Find how many lines of the listing include the string "JSON", and report only that figure.
— START OF Task input —
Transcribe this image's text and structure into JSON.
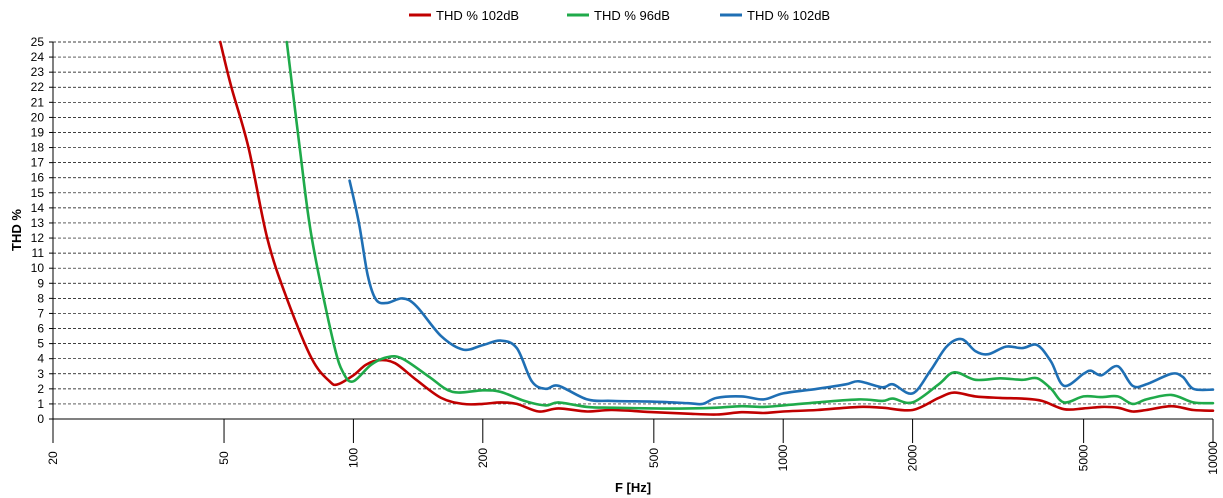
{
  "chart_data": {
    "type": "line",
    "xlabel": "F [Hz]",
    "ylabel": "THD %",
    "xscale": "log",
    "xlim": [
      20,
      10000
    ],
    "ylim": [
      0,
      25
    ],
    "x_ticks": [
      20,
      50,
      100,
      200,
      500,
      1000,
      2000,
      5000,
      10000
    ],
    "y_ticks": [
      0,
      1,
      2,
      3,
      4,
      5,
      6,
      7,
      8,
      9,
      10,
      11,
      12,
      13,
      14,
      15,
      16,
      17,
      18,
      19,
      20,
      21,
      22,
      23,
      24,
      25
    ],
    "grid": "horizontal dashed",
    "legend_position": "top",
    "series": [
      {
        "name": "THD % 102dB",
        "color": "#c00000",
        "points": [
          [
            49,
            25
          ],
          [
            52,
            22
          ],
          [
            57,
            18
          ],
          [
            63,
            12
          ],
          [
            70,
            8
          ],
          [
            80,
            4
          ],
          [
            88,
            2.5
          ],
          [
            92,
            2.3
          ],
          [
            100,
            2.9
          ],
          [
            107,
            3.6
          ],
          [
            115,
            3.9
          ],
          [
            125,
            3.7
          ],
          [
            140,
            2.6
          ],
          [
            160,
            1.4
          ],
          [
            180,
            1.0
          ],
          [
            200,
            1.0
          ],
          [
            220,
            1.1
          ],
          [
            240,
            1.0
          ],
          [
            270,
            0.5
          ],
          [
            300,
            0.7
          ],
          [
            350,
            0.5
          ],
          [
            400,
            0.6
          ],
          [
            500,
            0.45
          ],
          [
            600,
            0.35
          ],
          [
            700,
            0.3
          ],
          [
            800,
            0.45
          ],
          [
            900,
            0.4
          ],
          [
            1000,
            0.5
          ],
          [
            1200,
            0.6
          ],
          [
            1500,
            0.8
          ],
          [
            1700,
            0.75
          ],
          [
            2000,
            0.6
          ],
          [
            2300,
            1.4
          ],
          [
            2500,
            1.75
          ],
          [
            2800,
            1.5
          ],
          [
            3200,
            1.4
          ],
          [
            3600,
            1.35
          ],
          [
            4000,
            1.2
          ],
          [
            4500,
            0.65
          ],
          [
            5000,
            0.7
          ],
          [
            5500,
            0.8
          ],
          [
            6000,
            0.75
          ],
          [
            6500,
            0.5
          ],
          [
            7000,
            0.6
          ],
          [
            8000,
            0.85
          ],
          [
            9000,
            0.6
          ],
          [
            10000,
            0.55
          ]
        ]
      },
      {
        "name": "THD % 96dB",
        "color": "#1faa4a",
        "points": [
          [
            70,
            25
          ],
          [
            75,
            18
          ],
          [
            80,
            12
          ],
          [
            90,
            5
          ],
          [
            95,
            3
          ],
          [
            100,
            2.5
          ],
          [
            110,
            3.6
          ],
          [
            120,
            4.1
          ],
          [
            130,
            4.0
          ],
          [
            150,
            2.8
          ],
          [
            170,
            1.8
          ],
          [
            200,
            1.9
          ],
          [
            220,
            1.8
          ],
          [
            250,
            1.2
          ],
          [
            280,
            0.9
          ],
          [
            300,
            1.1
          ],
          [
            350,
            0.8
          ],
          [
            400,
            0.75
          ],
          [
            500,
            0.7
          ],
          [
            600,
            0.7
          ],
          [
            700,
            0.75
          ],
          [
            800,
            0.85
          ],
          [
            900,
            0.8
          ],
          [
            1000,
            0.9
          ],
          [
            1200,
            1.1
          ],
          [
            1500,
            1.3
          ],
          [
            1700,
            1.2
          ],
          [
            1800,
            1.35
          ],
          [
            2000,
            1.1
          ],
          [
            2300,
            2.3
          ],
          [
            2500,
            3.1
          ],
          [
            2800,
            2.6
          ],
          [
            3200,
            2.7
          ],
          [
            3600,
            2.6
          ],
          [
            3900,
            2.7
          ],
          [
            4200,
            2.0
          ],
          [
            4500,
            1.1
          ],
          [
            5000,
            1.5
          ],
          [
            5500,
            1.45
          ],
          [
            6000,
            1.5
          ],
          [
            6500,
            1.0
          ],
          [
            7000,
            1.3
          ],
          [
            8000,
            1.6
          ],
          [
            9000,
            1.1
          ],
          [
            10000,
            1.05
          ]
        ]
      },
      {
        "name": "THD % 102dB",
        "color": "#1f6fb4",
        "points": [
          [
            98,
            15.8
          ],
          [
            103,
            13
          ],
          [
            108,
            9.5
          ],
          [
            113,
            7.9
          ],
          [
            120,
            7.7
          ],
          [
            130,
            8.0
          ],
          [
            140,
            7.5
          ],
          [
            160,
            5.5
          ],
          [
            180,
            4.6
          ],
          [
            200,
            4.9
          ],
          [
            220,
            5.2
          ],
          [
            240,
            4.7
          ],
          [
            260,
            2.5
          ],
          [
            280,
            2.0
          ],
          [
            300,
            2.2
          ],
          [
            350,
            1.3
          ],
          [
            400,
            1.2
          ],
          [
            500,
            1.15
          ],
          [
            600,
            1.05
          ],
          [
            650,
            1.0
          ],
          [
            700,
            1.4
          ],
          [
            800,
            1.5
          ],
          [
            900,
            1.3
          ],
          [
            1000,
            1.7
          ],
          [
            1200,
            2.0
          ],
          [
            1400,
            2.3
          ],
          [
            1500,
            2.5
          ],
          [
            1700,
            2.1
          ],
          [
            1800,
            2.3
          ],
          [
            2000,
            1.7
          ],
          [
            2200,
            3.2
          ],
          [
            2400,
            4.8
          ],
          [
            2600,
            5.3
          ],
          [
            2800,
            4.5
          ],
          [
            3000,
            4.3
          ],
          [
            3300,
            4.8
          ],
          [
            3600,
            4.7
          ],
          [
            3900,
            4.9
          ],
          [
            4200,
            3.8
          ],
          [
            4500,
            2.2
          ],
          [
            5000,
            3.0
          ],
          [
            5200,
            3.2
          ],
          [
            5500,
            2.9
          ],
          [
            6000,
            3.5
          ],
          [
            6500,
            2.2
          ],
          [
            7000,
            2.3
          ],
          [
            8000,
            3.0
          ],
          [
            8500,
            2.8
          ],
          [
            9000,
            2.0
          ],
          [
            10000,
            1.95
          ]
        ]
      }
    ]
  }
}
— END OF Task input —
— START OF Task input —
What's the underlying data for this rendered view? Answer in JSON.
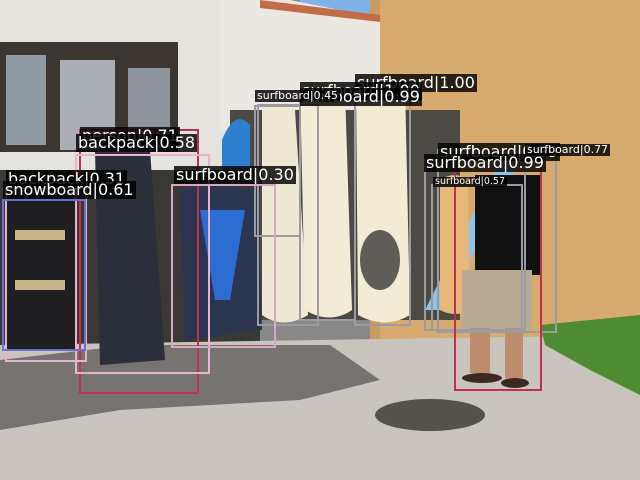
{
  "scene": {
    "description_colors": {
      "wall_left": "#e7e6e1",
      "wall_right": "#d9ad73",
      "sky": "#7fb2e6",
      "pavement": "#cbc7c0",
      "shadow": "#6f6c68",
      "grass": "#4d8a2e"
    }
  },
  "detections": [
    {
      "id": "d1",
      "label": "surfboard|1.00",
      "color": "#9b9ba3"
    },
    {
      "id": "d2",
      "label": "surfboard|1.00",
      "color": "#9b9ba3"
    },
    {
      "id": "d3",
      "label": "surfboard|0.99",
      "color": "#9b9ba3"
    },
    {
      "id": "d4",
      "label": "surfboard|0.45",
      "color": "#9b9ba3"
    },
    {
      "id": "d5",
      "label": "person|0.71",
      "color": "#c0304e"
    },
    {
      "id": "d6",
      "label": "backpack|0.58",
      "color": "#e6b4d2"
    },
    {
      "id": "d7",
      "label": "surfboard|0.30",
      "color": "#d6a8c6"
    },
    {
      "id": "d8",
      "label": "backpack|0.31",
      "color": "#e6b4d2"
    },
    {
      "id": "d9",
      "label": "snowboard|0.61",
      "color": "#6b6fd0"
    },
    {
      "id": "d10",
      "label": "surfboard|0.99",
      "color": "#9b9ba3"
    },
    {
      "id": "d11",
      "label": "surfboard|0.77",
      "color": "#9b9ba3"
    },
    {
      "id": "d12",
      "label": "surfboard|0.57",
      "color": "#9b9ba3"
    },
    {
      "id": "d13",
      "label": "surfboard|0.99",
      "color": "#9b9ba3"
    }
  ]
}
— END OF Task input —
Response below: 2